▶ **DESCRIPTION OF THE TASK**:
In the listing below, pick out lines with "Answer".
□ □ □ □ □ □ □
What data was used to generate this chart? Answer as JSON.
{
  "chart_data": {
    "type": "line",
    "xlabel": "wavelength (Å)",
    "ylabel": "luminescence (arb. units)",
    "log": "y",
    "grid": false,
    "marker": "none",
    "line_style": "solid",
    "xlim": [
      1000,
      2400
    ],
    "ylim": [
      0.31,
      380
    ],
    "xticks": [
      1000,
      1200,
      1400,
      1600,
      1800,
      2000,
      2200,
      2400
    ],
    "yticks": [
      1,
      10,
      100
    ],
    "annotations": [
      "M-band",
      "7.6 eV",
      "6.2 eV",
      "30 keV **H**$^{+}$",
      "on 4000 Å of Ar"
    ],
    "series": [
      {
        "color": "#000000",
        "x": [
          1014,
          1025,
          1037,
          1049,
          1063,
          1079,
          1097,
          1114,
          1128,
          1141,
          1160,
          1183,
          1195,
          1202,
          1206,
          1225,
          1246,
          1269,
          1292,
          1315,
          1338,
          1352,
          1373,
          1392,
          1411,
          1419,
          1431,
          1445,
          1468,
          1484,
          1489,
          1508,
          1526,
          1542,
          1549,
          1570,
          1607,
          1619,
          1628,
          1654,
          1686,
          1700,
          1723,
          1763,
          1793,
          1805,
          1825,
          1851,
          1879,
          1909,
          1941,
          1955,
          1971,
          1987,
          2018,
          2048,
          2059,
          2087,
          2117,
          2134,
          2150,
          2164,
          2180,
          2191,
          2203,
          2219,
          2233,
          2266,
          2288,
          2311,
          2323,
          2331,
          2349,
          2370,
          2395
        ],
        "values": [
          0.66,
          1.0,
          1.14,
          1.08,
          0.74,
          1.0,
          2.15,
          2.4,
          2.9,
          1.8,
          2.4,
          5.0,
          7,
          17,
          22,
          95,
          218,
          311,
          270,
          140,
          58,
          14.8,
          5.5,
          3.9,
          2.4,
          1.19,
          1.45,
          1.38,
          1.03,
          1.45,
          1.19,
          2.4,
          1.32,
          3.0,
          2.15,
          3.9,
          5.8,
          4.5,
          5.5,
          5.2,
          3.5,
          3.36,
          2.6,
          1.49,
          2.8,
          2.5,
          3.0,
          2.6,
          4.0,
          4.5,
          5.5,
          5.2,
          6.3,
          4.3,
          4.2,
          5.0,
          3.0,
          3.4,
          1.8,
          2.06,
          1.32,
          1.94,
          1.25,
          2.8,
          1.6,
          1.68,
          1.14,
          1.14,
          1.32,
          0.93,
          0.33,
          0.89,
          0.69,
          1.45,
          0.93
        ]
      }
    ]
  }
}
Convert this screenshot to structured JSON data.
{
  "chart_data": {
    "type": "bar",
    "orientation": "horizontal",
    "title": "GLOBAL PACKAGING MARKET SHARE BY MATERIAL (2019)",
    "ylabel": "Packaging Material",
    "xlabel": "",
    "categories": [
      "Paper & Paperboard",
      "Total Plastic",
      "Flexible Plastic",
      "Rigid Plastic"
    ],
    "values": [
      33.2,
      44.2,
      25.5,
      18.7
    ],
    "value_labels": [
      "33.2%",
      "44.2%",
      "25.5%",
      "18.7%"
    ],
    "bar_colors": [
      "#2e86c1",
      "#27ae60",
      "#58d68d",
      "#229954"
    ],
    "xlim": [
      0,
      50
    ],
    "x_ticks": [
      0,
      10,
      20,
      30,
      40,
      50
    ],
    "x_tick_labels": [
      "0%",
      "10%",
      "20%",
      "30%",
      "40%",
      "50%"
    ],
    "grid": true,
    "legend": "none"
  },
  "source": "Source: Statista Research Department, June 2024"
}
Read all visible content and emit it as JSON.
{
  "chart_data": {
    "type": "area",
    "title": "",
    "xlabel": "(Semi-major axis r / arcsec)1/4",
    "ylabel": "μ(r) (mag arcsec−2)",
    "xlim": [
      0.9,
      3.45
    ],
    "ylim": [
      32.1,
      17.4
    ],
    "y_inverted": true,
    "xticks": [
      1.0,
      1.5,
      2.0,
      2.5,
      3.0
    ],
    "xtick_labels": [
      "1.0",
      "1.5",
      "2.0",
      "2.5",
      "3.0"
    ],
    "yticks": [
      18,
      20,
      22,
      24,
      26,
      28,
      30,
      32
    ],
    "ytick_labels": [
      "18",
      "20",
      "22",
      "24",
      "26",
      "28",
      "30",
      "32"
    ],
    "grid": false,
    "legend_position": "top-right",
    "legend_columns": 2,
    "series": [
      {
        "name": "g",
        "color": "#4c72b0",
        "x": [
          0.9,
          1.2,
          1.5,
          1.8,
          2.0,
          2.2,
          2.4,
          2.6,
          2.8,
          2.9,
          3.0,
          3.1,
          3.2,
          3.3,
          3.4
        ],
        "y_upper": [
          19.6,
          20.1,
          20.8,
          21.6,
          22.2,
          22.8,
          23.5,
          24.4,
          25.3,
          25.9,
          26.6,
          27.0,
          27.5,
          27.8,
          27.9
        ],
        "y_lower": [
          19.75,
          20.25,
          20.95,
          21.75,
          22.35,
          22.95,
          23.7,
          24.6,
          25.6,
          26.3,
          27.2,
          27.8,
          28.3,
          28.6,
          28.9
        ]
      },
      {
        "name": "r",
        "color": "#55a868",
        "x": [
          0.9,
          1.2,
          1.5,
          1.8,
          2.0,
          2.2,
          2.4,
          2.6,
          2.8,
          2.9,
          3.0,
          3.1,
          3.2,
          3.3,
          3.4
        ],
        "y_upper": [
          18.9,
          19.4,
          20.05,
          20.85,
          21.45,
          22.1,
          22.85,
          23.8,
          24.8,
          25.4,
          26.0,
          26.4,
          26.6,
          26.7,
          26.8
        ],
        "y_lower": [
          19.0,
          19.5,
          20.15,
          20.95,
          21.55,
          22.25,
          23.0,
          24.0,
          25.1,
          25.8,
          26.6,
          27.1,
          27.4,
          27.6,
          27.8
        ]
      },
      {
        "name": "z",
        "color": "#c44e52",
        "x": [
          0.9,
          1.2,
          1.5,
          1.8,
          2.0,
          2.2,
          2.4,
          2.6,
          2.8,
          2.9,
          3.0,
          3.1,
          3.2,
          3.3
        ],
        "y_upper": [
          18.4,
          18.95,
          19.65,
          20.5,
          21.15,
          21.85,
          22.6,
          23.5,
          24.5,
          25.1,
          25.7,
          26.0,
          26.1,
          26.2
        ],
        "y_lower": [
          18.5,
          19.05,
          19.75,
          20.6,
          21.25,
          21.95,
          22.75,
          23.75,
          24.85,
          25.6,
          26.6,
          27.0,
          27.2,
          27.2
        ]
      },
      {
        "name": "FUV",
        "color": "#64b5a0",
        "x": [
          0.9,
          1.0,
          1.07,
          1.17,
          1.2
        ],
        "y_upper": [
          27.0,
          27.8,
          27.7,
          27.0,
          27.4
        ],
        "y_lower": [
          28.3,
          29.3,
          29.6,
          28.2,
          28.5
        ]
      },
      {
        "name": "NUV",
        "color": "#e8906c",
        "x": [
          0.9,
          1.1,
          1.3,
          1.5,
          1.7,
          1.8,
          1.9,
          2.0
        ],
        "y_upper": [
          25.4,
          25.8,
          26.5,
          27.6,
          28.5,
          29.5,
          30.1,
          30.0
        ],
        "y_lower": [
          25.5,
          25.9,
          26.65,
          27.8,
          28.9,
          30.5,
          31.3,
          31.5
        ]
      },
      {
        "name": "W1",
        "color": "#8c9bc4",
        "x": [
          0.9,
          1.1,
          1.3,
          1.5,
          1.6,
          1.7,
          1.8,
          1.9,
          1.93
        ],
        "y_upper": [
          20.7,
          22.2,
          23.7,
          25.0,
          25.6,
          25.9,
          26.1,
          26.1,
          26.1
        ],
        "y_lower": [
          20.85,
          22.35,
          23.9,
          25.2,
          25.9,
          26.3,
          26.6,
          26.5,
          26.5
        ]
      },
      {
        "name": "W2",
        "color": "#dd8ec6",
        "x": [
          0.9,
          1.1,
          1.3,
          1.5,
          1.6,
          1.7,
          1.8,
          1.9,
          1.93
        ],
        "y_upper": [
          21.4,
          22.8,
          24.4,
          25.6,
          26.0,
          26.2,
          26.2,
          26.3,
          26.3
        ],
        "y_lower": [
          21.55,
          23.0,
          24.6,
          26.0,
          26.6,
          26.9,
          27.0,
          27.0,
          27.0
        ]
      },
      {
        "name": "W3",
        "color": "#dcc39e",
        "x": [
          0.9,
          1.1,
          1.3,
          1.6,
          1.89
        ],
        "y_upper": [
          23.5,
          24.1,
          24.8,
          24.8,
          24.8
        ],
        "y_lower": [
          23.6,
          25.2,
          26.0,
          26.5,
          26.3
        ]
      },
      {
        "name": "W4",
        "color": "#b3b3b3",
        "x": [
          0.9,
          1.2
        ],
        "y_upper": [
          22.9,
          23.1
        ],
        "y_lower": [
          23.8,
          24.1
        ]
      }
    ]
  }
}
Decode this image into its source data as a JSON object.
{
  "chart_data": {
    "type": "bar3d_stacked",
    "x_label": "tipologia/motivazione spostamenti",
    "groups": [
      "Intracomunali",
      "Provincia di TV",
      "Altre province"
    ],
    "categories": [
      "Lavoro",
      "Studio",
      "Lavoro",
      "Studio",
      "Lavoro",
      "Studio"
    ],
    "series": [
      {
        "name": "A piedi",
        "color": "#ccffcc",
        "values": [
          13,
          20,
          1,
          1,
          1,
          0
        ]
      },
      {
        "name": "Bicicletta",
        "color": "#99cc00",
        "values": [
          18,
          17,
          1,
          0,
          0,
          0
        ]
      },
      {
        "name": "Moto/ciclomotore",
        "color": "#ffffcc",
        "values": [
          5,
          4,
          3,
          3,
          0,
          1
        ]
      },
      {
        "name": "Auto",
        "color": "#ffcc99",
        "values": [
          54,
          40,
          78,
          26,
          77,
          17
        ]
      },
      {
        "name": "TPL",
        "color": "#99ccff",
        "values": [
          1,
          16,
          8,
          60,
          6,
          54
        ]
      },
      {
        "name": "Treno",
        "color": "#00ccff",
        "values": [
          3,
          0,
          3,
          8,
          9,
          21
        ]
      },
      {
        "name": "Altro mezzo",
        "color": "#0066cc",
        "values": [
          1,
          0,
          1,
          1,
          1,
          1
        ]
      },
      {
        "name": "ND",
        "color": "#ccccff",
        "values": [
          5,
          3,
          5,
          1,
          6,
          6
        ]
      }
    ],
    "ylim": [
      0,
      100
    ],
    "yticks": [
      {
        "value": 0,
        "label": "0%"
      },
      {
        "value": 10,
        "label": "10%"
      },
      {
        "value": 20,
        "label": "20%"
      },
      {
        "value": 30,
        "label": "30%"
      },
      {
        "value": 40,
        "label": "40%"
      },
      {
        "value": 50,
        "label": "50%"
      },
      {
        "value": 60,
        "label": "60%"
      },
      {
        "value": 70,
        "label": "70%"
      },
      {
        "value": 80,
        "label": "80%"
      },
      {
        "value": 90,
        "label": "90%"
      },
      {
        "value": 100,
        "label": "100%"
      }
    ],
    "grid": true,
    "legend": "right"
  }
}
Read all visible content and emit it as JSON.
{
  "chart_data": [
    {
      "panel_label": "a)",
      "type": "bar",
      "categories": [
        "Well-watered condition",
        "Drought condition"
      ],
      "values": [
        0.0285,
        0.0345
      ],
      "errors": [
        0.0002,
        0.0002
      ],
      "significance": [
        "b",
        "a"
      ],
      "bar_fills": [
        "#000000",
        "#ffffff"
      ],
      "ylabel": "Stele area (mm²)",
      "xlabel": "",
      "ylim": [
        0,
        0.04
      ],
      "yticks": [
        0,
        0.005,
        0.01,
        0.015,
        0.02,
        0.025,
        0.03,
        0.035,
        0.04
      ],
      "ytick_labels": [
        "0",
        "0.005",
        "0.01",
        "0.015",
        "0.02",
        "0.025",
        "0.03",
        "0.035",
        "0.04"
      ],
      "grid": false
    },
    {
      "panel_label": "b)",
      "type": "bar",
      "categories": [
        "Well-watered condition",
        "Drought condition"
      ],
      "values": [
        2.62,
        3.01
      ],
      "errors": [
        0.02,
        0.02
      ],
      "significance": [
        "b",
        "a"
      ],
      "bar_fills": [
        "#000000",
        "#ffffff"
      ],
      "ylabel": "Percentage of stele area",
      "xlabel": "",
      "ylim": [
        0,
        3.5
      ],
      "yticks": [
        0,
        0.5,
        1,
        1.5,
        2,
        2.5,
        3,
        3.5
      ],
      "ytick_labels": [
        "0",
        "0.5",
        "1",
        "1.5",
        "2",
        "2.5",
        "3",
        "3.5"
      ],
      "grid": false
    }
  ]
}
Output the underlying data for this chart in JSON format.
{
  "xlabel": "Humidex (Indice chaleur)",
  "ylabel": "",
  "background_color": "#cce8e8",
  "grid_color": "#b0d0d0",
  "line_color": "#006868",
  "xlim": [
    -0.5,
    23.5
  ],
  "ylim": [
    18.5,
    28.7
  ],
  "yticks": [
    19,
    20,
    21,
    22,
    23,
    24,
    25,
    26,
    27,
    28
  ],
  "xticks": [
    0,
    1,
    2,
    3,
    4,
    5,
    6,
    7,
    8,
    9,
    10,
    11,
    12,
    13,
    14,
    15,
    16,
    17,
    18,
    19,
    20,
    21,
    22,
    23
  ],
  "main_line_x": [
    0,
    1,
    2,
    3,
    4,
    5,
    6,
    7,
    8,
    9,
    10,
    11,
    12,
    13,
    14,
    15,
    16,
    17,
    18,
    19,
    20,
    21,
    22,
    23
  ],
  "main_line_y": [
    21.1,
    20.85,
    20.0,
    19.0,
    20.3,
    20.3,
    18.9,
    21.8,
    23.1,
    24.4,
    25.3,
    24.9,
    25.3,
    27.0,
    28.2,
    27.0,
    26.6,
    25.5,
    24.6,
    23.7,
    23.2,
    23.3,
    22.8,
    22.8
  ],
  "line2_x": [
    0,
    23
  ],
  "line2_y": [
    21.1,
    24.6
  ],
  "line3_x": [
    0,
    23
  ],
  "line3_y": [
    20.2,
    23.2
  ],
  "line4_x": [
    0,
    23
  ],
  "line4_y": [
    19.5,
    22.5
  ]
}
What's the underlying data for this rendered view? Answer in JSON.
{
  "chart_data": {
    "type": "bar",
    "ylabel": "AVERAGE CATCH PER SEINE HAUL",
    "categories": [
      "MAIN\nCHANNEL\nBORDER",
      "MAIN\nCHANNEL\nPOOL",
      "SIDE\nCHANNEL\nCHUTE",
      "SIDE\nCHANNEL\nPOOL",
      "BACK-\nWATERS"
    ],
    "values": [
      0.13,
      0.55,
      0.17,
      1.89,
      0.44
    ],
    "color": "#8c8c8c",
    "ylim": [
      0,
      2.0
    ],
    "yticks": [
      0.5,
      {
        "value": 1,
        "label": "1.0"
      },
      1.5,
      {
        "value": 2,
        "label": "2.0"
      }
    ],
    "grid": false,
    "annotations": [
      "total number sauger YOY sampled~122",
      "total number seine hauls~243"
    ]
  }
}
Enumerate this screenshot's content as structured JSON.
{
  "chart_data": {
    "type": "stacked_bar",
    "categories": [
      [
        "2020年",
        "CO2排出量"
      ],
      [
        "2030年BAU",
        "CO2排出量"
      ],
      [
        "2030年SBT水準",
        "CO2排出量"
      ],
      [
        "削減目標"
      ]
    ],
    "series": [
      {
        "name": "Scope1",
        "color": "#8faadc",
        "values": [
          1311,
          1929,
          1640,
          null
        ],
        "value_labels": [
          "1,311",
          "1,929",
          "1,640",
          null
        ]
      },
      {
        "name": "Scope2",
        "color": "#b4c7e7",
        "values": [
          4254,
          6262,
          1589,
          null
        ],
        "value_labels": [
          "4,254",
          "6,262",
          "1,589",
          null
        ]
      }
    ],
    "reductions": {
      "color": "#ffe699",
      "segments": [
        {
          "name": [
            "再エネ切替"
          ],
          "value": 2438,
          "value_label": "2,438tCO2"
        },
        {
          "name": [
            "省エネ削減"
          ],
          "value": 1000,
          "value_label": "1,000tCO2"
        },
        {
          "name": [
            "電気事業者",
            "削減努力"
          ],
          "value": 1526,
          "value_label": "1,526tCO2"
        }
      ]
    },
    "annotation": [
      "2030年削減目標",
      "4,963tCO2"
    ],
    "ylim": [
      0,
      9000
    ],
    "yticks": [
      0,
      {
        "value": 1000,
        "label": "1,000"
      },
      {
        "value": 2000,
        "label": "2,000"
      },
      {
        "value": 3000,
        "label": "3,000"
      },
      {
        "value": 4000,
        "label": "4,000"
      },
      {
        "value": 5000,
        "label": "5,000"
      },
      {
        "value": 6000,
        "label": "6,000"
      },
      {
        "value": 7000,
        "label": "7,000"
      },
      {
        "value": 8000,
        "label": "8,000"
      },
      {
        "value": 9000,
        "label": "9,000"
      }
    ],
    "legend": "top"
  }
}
□ □ □ □ □ □ □
▶ **RESPONSE TO THIS TASK**:
What data was used to generate this chart? Answer as JSON.
What's the underlying data for this rendered view? Answer in JSON.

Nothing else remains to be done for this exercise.